Print the listing below line for line, without changing anything.

— START OF DATA TO PROCESS —

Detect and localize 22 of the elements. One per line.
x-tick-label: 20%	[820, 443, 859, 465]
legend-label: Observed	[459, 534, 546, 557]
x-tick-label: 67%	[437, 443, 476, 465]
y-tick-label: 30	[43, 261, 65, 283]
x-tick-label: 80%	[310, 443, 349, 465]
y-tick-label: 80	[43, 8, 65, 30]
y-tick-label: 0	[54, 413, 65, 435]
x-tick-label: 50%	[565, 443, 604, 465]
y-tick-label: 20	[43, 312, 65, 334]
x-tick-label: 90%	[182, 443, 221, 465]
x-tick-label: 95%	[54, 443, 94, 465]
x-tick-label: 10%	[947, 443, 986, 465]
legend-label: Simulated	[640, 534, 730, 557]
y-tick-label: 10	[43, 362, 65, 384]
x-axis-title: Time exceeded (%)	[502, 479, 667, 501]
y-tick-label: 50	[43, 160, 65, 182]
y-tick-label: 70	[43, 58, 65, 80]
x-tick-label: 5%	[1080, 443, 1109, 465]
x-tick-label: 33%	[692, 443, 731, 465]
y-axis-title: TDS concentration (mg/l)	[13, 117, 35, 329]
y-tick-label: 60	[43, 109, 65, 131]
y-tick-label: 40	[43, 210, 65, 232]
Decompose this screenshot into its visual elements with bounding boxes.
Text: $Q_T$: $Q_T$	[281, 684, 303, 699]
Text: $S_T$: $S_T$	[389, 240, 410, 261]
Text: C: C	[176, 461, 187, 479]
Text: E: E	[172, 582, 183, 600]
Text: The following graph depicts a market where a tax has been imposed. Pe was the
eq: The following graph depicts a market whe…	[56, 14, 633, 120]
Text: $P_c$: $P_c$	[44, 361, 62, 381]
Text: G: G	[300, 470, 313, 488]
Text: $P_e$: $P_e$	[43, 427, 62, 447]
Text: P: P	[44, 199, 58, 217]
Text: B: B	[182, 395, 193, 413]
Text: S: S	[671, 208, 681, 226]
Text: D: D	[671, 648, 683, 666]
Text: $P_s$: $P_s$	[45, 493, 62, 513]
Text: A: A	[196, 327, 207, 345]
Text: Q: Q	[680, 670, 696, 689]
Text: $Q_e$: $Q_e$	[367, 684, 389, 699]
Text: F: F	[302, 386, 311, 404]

— END OF DATA TO PROCESS —

--- SOLUTION ---
Detect and localize 22 of the elements. One per line.
x-tick-label: 20%	[820, 443, 859, 465]
legend-label: Observed	[459, 534, 546, 557]
x-tick-label: 67%	[437, 443, 476, 465]
y-tick-label: 30	[43, 261, 65, 283]
x-tick-label: 80%	[310, 443, 349, 465]
y-tick-label: 80	[43, 8, 65, 30]
y-tick-label: 0	[54, 413, 65, 435]
x-tick-label: 50%	[565, 443, 604, 465]
y-tick-label: 20	[43, 312, 65, 334]
x-tick-label: 90%	[182, 443, 221, 465]
x-tick-label: 95%	[54, 443, 94, 465]
x-tick-label: 10%	[947, 443, 986, 465]
legend-label: Simulated	[640, 534, 730, 557]
y-tick-label: 10	[43, 362, 65, 384]
x-axis-title: Time exceeded (%)	[502, 479, 667, 501]
y-tick-label: 50	[43, 160, 65, 182]
y-tick-label: 70	[43, 58, 65, 80]
x-tick-label: 5%	[1080, 443, 1109, 465]
x-tick-label: 33%	[692, 443, 731, 465]
y-axis-title: TDS concentration (mg/l)	[13, 117, 35, 329]
y-tick-label: 60	[43, 109, 65, 131]
y-tick-label: 40	[43, 210, 65, 232]
Decompose this screenshot into its visual elements with bounding boxes.
Text: $Q_T$: $Q_T$	[281, 684, 303, 699]
Text: $S_T$: $S_T$	[389, 240, 410, 261]
Text: C: C	[176, 461, 187, 479]
Text: E: E	[172, 582, 183, 600]
Text: The following graph depicts a market where a tax has been imposed. Pe was the
eq: The following graph depicts a market whe…	[56, 14, 633, 120]
Text: $P_c$: $P_c$	[44, 361, 62, 381]
Text: G: G	[300, 470, 313, 488]
Text: $P_e$: $P_e$	[43, 427, 62, 447]
Text: P: P	[44, 199, 58, 217]
Text: B: B	[182, 395, 193, 413]
Text: S: S	[671, 208, 681, 226]
Text: D: D	[671, 648, 683, 666]
Text: $P_s$: $P_s$	[45, 493, 62, 513]
Text: A: A	[196, 327, 207, 345]
Text: Q: Q	[680, 670, 696, 689]
Text: $Q_e$: $Q_e$	[367, 684, 389, 699]
Text: F: F	[302, 386, 311, 404]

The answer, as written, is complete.